++++ Input rows
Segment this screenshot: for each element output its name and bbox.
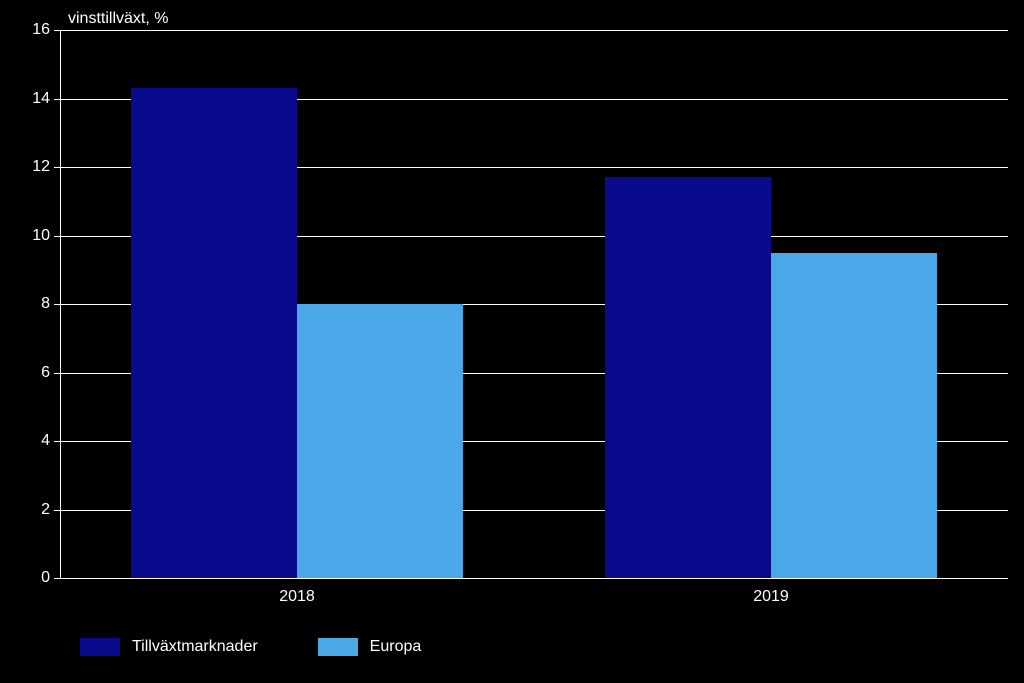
- y-axis-title: vinsttillväxt, %: [68, 10, 168, 28]
- y-axis-line: [60, 30, 61, 578]
- bar-europa-2019: [771, 253, 937, 578]
- legend-item: Europa: [318, 638, 422, 656]
- y-tick-label: 0: [20, 569, 50, 587]
- y-tick-label: 4: [20, 432, 50, 450]
- y-tick-label: 6: [20, 364, 50, 382]
- x-tick-label: 2019: [753, 588, 789, 606]
- legend-label: Europa: [370, 638, 422, 656]
- y-tick-label: 16: [20, 21, 50, 39]
- y-tick-label: 8: [20, 295, 50, 313]
- bar-tillväxtmarknader-2018: [131, 88, 297, 578]
- plot-area: 024681012141620182019: [60, 30, 1008, 578]
- y-tick-label: 2: [20, 501, 50, 519]
- x-axis-line: [60, 578, 1008, 579]
- y-tick-label: 10: [20, 227, 50, 245]
- y-tick-label: 12: [20, 158, 50, 176]
- bar-europa-2018: [297, 304, 463, 578]
- gridline: [60, 30, 1008, 31]
- x-tick-label: 2018: [279, 588, 315, 606]
- bar-tillväxtmarknader-2019: [605, 177, 771, 578]
- chart-container: 024681012141620182019 vinsttillväxt, %: [50, 10, 1010, 590]
- legend: Tillväxtmarknader Europa: [80, 638, 421, 656]
- legend-label: Tillväxtmarknader: [132, 638, 258, 656]
- y-tick-label: 14: [20, 90, 50, 108]
- legend-item: Tillväxtmarknader: [80, 638, 258, 656]
- legend-swatch: [318, 638, 358, 656]
- legend-swatch: [80, 638, 120, 656]
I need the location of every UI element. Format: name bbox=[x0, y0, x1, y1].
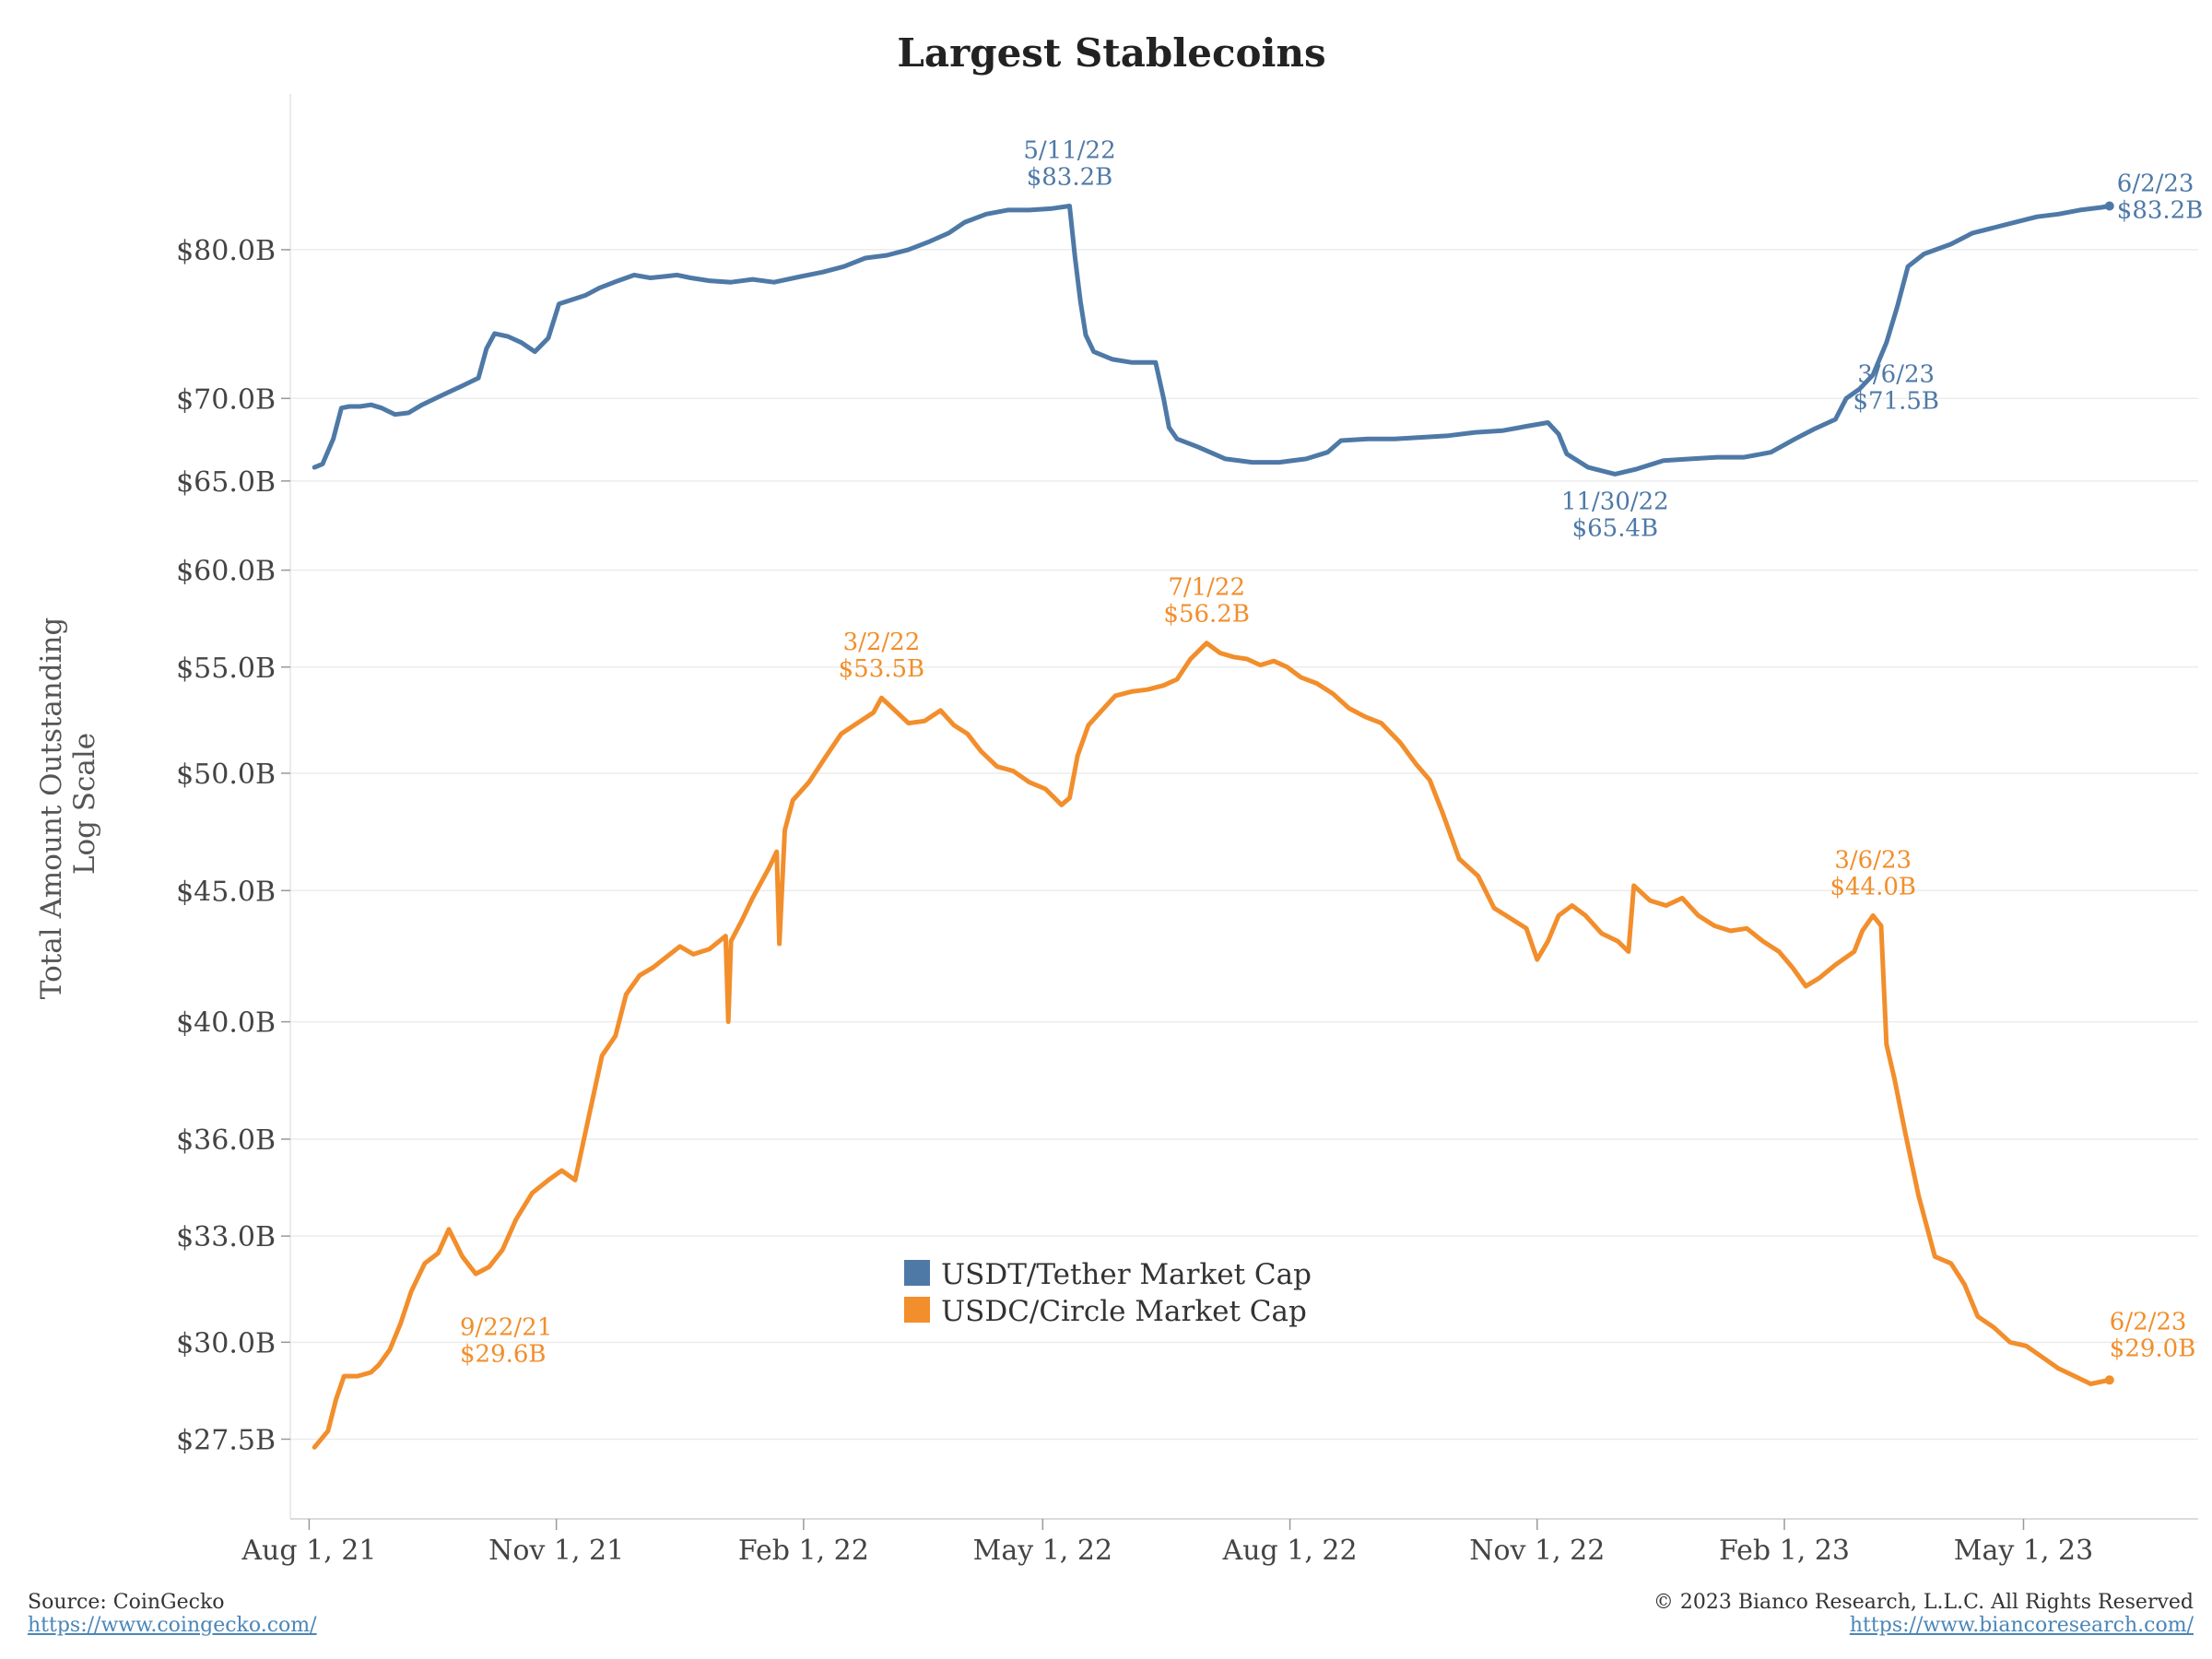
annotation-line: 3/6/23 bbox=[1834, 846, 1912, 874]
y-tick-label: $40.0B bbox=[176, 1007, 276, 1040]
annotation-line: 7/1/22 bbox=[1168, 574, 1245, 602]
legend-swatch-usdc bbox=[904, 1297, 930, 1323]
series-end-point bbox=[2104, 201, 2114, 211]
x-axis: Aug 1, 21 Nov 1, 21 Feb 1, 22 May 1, 22 Aug … bbox=[241, 1518, 2198, 1567]
annotation-label: 3/2/22 $53.5B bbox=[839, 629, 925, 683]
annotation-line: $71.5B bbox=[1853, 388, 1939, 416]
annotation-label: 6/2/23 $29.0B bbox=[2110, 1308, 2196, 1362]
y-axis-label: Total Amount Outstanding Log Scale bbox=[35, 608, 101, 999]
site-link[interactable]: https://www.biancoresearch.com/ bbox=[1849, 1614, 2194, 1637]
annotation-line: 11/30/22 bbox=[1561, 488, 1669, 515]
legend-label-usdc: USDC/Circle Market Cap bbox=[941, 1295, 1307, 1328]
y-tick-label: $30.0B bbox=[176, 1327, 276, 1359]
annotation-line: $53.5B bbox=[839, 655, 925, 683]
annotation-line: 9/22/21 bbox=[460, 1314, 552, 1342]
legend-swatch-usdt bbox=[904, 1260, 930, 1286]
y-tick-label: $33.0B bbox=[176, 1221, 276, 1253]
copyright-text: © 2023 Bianco Research, L.L.C. All Right… bbox=[1653, 1591, 2194, 1614]
annotation-label: 3/6/23 $71.5B bbox=[1853, 361, 1939, 416]
legend-label-usdt: USDT/Tether Market Cap bbox=[941, 1258, 1312, 1291]
annotation-label: 3/6/23 $44.0B bbox=[1830, 846, 1916, 900]
y-axis-label-line-1: Total Amount Outstanding bbox=[35, 618, 68, 1000]
annotation-label: 6/2/23 $83.2B bbox=[2117, 171, 2204, 225]
y-tick-label: $60.0B bbox=[176, 556, 276, 588]
y-axis: $27.5B $30.0B $33.0B $36.0B $40.0B $45.0B $50.… bbox=[176, 94, 291, 1519]
y-axis-label-line-2: Log Scale bbox=[68, 733, 101, 875]
annotation-line: 6/2/23 bbox=[2110, 1308, 2187, 1335]
y-tick-label: $80.0B bbox=[176, 235, 276, 267]
y-tick-label: $65.0B bbox=[176, 466, 276, 499]
annotation-line: $83.2B bbox=[1027, 164, 1113, 192]
x-tick-label: May 1, 23 bbox=[1954, 1535, 2093, 1567]
x-tick-label: May 1, 22 bbox=[973, 1535, 1112, 1567]
annotation-line: $29.0B bbox=[2110, 1335, 2196, 1362]
footer-copyright: © 2023 Bianco Research, L.L.C. All Right… bbox=[1653, 1591, 2194, 1637]
x-tick-label: Feb 1, 22 bbox=[738, 1535, 869, 1567]
y-tick-label: $70.0B bbox=[176, 383, 276, 416]
y-tick-label: $36.0B bbox=[176, 1124, 276, 1157]
gridlines bbox=[290, 249, 2198, 1441]
x-tick-label: Nov 1, 21 bbox=[488, 1535, 624, 1567]
annotation-line: $44.0B bbox=[1830, 873, 1916, 900]
x-tick-label: Aug 1, 21 bbox=[241, 1535, 376, 1567]
source-link[interactable]: https://www.coingecko.com/ bbox=[28, 1614, 317, 1637]
annotation-line: 3/2/22 bbox=[843, 629, 921, 656]
annotation-label: 5/11/22 $83.2B bbox=[1023, 137, 1115, 192]
annotation-line: 5/11/22 bbox=[1023, 137, 1115, 165]
annotation-label: 11/30/22 $65.4B bbox=[1561, 488, 1669, 542]
chart-title: Largest Stablecoins bbox=[897, 30, 1325, 76]
footer-source: Source: CoinGecko https://www.coingecko.… bbox=[28, 1591, 317, 1637]
x-tick-label: Feb 1, 23 bbox=[1719, 1535, 1850, 1567]
y-tick-label: $27.5B bbox=[176, 1424, 276, 1456]
x-tick-label: Nov 1, 22 bbox=[1469, 1535, 1605, 1567]
annotation-line: 6/2/23 bbox=[2117, 171, 2194, 198]
annotation-label: 9/22/21 $29.6B bbox=[460, 1314, 552, 1369]
annotation-line: 3/6/23 bbox=[1857, 361, 1935, 389]
annotation-line: $29.6B bbox=[460, 1341, 547, 1369]
y-tick-label: $55.0B bbox=[176, 653, 276, 685]
annotation-line: $56.2B bbox=[1163, 601, 1250, 629]
y-tick-label: $45.0B bbox=[176, 876, 276, 908]
x-tick-label: Aug 1, 22 bbox=[1222, 1535, 1358, 1567]
series-lines bbox=[312, 201, 2114, 1450]
y-tick-label: $50.0B bbox=[176, 759, 276, 791]
source-label: Source: CoinGecko bbox=[28, 1591, 225, 1614]
usdt-line bbox=[312, 204, 2112, 477]
series-end-point bbox=[2104, 1375, 2114, 1385]
annotation-line: $65.4B bbox=[1572, 514, 1659, 542]
annotation-line: $83.2B bbox=[2117, 197, 2204, 225]
legend: USDT/Tether Market Cap USDC/Circle Marke… bbox=[904, 1258, 1312, 1328]
usdc-line bbox=[312, 641, 2112, 1450]
annotation-label: 7/1/22 $56.2B bbox=[1163, 574, 1250, 629]
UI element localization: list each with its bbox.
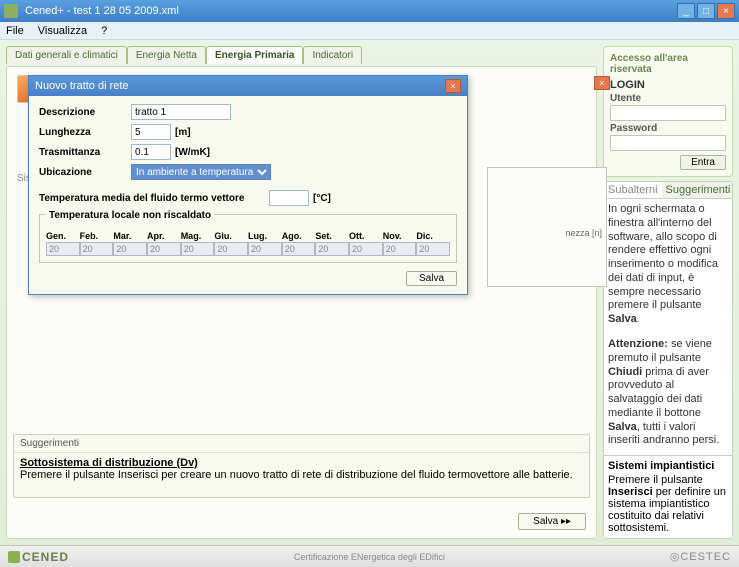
++++++++
## [Work required]
Turn every line of the entries above into a JSON list of strings, one string per line, skipping blank lines and leaving out the pictures.

## [Correct answer]
[
  "Segment this screenshot: for each element output its name and bbox.",
  "- y-axis-title: vinsttillväxt, %: [68, 10, 168, 28]",
  "- y-axis-line: [60, 30, 61, 578]",
  "- bar-europa-2019: [771, 253, 937, 578]",
  "- legend-item: Europa: [318, 638, 422, 656]",
  "- y-tick-label: 0: [20, 569, 50, 587]",
  "- y-tick-label: 4: [20, 432, 50, 450]",
  "- y-tick-label: 6: [20, 364, 50, 382]",
  "- x-tick-label: 2019: [753, 588, 789, 606]",
  "- legend-label: Europa: [370, 638, 422, 656]",
  "- y-tick-label: 16: [20, 21, 50, 39]",
  "- y-tick-label: 8: [20, 295, 50, 313]",
  "- bar-tillväxtmarknader-2018: [131, 88, 297, 578]",
  "- plot-area: 024681012141620182019: [60, 30, 1008, 578]",
  "- y-tick-label: 2: [20, 501, 50, 519]",
  "- x-axis-line: [60, 578, 1008, 579]",
  "- y-tick-label: 10: [20, 227, 50, 245]",
  "- y-tick-label: 12: [20, 158, 50, 176]",
  "- bar-europa-2018: [297, 304, 463, 578]",
  "- gridline: [60, 30, 1008, 31]",
  "- x-tick-label: 2018: [279, 588, 315, 606]",
  "- bar-tillväxtmarknader-2019: [605, 177, 771, 578]",
  "- chart-container: 024681012141620182019 vinsttillväxt, %: [50, 10, 1010, 590]",
  "- legend: Tillväxtmarknader Europa: [80, 638, 421, 656]",
  "- legend-label: Tillväxtmarknader: [132, 638, 258, 656]",
  "- y-tick-label: 14: [20, 90, 50, 108]",
  "- legend-item: Tillväxtmarknader: [80, 638, 258, 656]",
  "- legend-swatch: [318, 638, 358, 656]",
  "- legend-swatch: [80, 638, 120, 656]",
  "I need the location of every UI element. Format: name bbox=[x0, y0, x1, y1].",
  "annotation-line: 3/6/23 bbox=[1834, 846, 1912, 874]",
  "y-tick-label: $40.0B bbox=[176, 1007, 276, 1040]",
  "annotation-line: 7/1/22 bbox=[1168, 574, 1245, 602]",
  "legend-swatch-usdc bbox=[904, 1297, 930, 1323]",
  "series-end-point bbox=[2104, 201, 2114, 211]",
  "x-axis: Aug 1, 21 Nov 1, 21 Feb 1, 22 May 1, 22 Aug … bbox=[241, 1518, 2198, 1567]",
  "annotation-label: 3/2/22 $53.5B bbox=[839, 629, 925, 683]",
  "annotation-line: $71.5B bbox=[1853, 388, 1939, 416]",
  "annotation-label: 6/2/23 $29.0B bbox=[2110, 1308, 2196, 1362]",
  "y-axis-label: Total Amount Outstanding Log Scale bbox=[35, 608, 101, 999]",
  "site-link[interactable]: https://www.biancoresearch.com/ bbox=[1849, 1614, 2194, 1637]",
  "annotation-line: 11/30/22 bbox=[1561, 488, 1669, 515]",
  "legend-label-usdc: USDC/Circle Market Cap bbox=[941, 1295, 1307, 1328]",
  "y-tick-label: $30.0B bbox=[176, 1327, 276, 1359]",
  "annotation-line: $53.5B bbox=[839, 655, 925, 683]",
  "annotation-line: 9/22/21 bbox=[460, 1314, 552, 1342]",
  "legend-swatch-usdt bbox=[904, 1260, 930, 1286]",
  "y-tick-label: $33.0B bbox=[176, 1221, 276, 1253]",
  "copyright-text: © 2023 Bianco Research, L.L.C. All Right… bbox=[1653, 1591, 2194, 1614]",
  "annotation-label: 3/6/23 $71.5B bbox=[1853, 361, 1939, 416]",
  "legend-label-usdt: USDT/Tether Market Cap bbox=[941, 1258, 1312, 1291]",
  "annotation-label: 3/6/23 $44.0B bbox=[1830, 846, 1916, 900]",
  "y-axis-label-line-1: Total Amount Outstanding bbox=[35, 618, 68, 1000]",
  "annotation-label: 6/2/23 $83.2B bbox=[2117, 171, 2204, 225]",
  "y-tick-label: $60.0B bbox=[176, 556, 276, 588]",
  "y-axis: $27.5B $30.0B $33.0B $36.0B $40.0B $45.0B $50.… bbox=[176, 94, 291, 1519]",
  "y-axis-label-line-2: Log Scale bbox=[68, 733, 101, 875]",
  "annotation-line: 6/2/23 bbox=[2110, 1308, 2187, 1335]",
  "y-tick-label: $80.0B bbox=[176, 235, 276, 267]",
  "y-tick-label: $65.0B bbox=[176, 466, 276, 499]",
  "annotation-line: $83.2B bbox=[1027, 164, 1113, 192]",
  "x-tick-label: May 1, 23 bbox=[1954, 1535, 2093, 1567]",
  "x-tick-label: May 1, 22 bbox=[973, 1535, 1112, 1567]",
  "annotation-line: $29.0B bbox=[2110, 1335, 2196, 1362]",
  "footer-copyright: © 2023 Bianco Research, L.L.C. All Right… bbox=[1653, 1591, 2194, 1637]",
  "x-tick-label: Feb 1, 22 bbox=[738, 1535, 869, 1567]",
  "y-tick-label: $70.0B bbox=[176, 383, 276, 416]",
  "y-tick-label: $36.0B bbox=[176, 1124, 276, 1157]",
  "gridlines bbox=[290, 249, 2198, 1441]",
  "x-tick-label: Nov 1, 21 bbox=[488, 1535, 624, 1567]",
  "annotation-line: $44.0B bbox=[1830, 873, 1916, 900]",
  "x-tick-label: Aug 1, 21 bbox=[241, 1535, 376, 1567]",
  "source-link[interactable]: https://www.coingecko.com/ bbox=[28, 1614, 317, 1637]",
  "annotation-line: 3/2/22 bbox=[843, 629, 921, 656]",
  "annotation-label: 5/11/22 $83.2B bbox=[1023, 137, 1115, 192]",
  "annotation-line: 5/11/22 bbox=[1023, 137, 1115, 165]",
  "annotation-label: 11/30/22 $65.4B bbox=[1561, 488, 1669, 542]",
  "chart-title: Largest Stablecoins bbox=[897, 30, 1325, 76]",
  "footer-source: Source: CoinGecko https://www.coingecko.… bbox=[28, 1591, 317, 1637]",
  "x-tick-label: Feb 1, 23 bbox=[1719, 1535, 1850, 1567]",
  "y-tick-label: $27.5B bbox=[176, 1424, 276, 1456]",
  "x-tick-label: Nov 1, 22 bbox=[1469, 1535, 1605, 1567]",
  "annotation-line: 6/2/23 bbox=[2117, 171, 2194, 198]",
  "annotation-label: 9/22/21 $29.6B bbox=[460, 1314, 552, 1369]",
  "annotation-line: 3/6/23 bbox=[1857, 361, 1935, 389]",
  "annotation-line: $29.6B bbox=[460, 1341, 547, 1369]",
  "y-tick-label: $55.0B bbox=[176, 653, 276, 685]",
  "annotation-line: $56.2B bbox=[1163, 601, 1250, 629]",
  "y-tick-label: $45.0B bbox=[176, 876, 276, 908]",
  "x-tick-label: Aug 1, 22 bbox=[1222, 1535, 1358, 1567]",
  "series-lines bbox=[312, 201, 2114, 1450]",
  "y-tick-label: $50.0B bbox=[176, 759, 276, 791]",
  "source-label: Source: CoinGecko bbox=[28, 1591, 225, 1614]",
  "usdt-line bbox=[312, 204, 2112, 477]",
  "series-end-point bbox=[2104, 1375, 2114, 1385]",
  "annotation-line: $65.4B bbox=[1572, 514, 1659, 542]",
  "annotation-line: $83.2B bbox=[2117, 197, 2204, 225]",
  "legend: USDT/Tether Market Cap USDC/Circle Marke… bbox=[904, 1258, 1312, 1328]",
  "usdc-line bbox=[312, 641, 2112, 1450]",
  "annotation-label: 7/1/22 $56.2B bbox=[1163, 574, 1250, 629]",
  "UI element localization: list each with its bbox."
]